Dataset rows
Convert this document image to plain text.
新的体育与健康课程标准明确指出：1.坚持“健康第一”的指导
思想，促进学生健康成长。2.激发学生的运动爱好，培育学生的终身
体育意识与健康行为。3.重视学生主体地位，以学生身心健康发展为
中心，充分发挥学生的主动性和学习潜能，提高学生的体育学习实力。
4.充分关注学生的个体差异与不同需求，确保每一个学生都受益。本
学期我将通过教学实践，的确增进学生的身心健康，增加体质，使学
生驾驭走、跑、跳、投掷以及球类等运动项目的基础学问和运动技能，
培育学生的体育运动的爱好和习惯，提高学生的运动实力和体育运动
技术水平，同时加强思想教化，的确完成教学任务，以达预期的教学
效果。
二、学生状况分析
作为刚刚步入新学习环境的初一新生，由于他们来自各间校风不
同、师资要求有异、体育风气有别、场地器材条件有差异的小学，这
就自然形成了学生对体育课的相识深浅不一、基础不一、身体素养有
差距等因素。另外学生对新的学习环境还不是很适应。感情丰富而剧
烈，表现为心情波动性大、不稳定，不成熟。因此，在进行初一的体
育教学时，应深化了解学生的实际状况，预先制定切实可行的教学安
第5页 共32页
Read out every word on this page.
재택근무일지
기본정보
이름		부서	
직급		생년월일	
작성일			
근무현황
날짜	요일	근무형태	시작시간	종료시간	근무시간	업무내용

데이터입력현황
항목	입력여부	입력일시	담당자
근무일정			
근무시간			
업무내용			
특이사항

__Required task__. Above are the records; copy exactly the lines from the one with "Read out every word on this page." through the final line.

__Exercise solution__.
Read out every word on this page.
재택근무일지
기본정보
이름		부서	
직급		생년월일	
작성일			
근무현황
날짜	요일	근무형태	시작시간	종료시간	근무시간	업무내용

데이터입력현황
항목	입력여부	입력일시	담당자
근무일정			
근무시간			
업무내용			
특이사항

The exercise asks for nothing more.